Present the data once more in exactly its original form.

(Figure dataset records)
::::::::::

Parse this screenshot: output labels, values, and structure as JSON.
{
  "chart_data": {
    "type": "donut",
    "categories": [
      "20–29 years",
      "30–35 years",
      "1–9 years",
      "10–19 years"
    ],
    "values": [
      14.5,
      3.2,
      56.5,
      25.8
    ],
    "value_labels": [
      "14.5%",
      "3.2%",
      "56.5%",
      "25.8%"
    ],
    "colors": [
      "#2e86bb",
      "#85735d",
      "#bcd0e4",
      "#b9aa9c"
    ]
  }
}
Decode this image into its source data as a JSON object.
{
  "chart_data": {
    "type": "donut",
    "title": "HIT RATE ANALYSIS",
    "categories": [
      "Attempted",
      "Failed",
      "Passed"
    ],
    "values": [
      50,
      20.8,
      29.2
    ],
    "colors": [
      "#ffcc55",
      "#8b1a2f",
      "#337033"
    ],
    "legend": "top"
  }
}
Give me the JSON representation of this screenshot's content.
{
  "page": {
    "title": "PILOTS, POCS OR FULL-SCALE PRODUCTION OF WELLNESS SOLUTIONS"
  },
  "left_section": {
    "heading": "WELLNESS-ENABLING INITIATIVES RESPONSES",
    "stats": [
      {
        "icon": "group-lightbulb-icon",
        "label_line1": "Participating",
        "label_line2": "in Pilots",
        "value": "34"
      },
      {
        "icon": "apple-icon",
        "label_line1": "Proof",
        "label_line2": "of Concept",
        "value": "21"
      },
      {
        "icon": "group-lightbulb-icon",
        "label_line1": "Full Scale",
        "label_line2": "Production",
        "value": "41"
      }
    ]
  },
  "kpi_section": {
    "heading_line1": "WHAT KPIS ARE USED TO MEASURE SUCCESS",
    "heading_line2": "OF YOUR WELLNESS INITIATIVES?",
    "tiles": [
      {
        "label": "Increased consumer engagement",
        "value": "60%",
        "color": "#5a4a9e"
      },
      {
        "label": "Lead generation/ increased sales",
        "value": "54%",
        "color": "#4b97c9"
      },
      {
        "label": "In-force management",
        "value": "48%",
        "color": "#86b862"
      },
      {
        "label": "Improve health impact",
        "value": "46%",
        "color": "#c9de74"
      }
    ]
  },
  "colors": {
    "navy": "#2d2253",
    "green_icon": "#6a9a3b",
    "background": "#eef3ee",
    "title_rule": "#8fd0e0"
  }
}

::::::::::

TASK OUTPUT>
Parse this screenshot: output labels, values, and structure as JSON.
{
  "chart_data": {
    "type": "donut",
    "categories": [
      "20–29 years",
      "30–35 years",
      "1–9 years",
      "10–19 years"
    ],
    "values": [
      14.5,
      3.2,
      56.5,
      25.8
    ],
    "value_labels": [
      "14.5%",
      "3.2%",
      "56.5%",
      "25.8%"
    ],
    "colors": [
      "#2e86bb",
      "#85735d",
      "#bcd0e4",
      "#b9aa9c"
    ]
  }
}
Decode this image into its source data as a JSON object.
{
  "chart_data": {
    "type": "donut",
    "title": "HIT RATE ANALYSIS",
    "categories": [
      "Attempted",
      "Failed",
      "Passed"
    ],
    "values": [
      50,
      20.8,
      29.2
    ],
    "colors": [
      "#ffcc55",
      "#8b1a2f",
      "#337033"
    ],
    "legend": "top"
  }
}
Give me the JSON representation of this screenshot's content.
{
  "page": {
    "title": "PILOTS, POCS OR FULL-SCALE PRODUCTION OF WELLNESS SOLUTIONS"
  },
  "left_section": {
    "heading": "WELLNESS-ENABLING INITIATIVES RESPONSES",
    "stats": [
      {
        "icon": "group-lightbulb-icon",
        "label_line1": "Participating",
        "label_line2": "in Pilots",
        "value": "34"
      },
      {
        "icon": "apple-icon",
        "label_line1": "Proof",
        "label_line2": "of Concept",
        "value": "21"
      },
      {
        "icon": "group-lightbulb-icon",
        "label_line1": "Full Scale",
        "label_line2": "Production",
        "value": "41"
      }
    ]
  },
  "kpi_section": {
    "heading_line1": "WHAT KPIS ARE USED TO MEASURE SUCCESS",
    "heading_line2": "OF YOUR WELLNESS INITIATIVES?",
    "tiles": [
      {
        "label": "Increased consumer engagement",
        "value": "60%",
        "color": "#5a4a9e"
      },
      {
        "label": "Lead generation/ increased sales",
        "value": "54%",
        "color": "#4b97c9"
      },
      {
        "label": "In-force management",
        "value": "48%",
        "color": "#86b862"
      },
      {
        "label": "Improve health impact",
        "value": "46%",
        "color": "#c9de74"
      }
    ]
  },
  "colors": {
    "navy": "#2d2253",
    "green_icon": "#6a9a3b",
    "background": "#eef3ee",
    "title_rule": "#8fd0e0"
  }
}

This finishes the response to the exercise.